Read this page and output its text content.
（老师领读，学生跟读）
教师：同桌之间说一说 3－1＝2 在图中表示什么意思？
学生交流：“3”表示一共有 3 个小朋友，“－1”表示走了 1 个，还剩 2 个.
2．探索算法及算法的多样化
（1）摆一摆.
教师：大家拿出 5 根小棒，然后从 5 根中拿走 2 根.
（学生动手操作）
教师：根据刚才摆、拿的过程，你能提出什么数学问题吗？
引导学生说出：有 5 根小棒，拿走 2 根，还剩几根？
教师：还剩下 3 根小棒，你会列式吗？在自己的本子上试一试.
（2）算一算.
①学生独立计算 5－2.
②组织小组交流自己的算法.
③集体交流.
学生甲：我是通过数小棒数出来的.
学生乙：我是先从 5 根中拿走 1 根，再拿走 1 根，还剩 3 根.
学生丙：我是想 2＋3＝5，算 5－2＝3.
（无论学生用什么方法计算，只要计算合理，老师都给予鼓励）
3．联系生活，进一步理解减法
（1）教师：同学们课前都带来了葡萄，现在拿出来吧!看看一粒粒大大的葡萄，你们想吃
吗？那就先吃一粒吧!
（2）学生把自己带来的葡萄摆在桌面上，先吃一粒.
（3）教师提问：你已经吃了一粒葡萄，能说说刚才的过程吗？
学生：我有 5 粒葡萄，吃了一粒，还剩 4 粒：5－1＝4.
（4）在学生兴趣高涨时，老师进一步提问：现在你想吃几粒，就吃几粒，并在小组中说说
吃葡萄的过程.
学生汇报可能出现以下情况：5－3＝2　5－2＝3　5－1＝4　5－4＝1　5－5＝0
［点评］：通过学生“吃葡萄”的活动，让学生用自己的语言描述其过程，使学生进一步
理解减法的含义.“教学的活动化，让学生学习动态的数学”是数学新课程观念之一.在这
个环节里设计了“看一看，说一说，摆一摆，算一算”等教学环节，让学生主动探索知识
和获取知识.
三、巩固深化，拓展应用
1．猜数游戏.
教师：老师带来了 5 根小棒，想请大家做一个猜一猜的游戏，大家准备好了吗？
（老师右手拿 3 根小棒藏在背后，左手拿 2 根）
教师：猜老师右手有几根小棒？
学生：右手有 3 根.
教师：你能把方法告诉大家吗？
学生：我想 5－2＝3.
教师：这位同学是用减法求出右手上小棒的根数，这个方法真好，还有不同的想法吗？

» Task prompt
Make a copy of each line that contains the string "根中拿走".

» Task response
教师：大家拿出 5 根小棒，然后从 5 根中拿走 2 根.
学生乙：我是先从 5 根中拿走 1 根，再拿走 1 根，还剩 3 根.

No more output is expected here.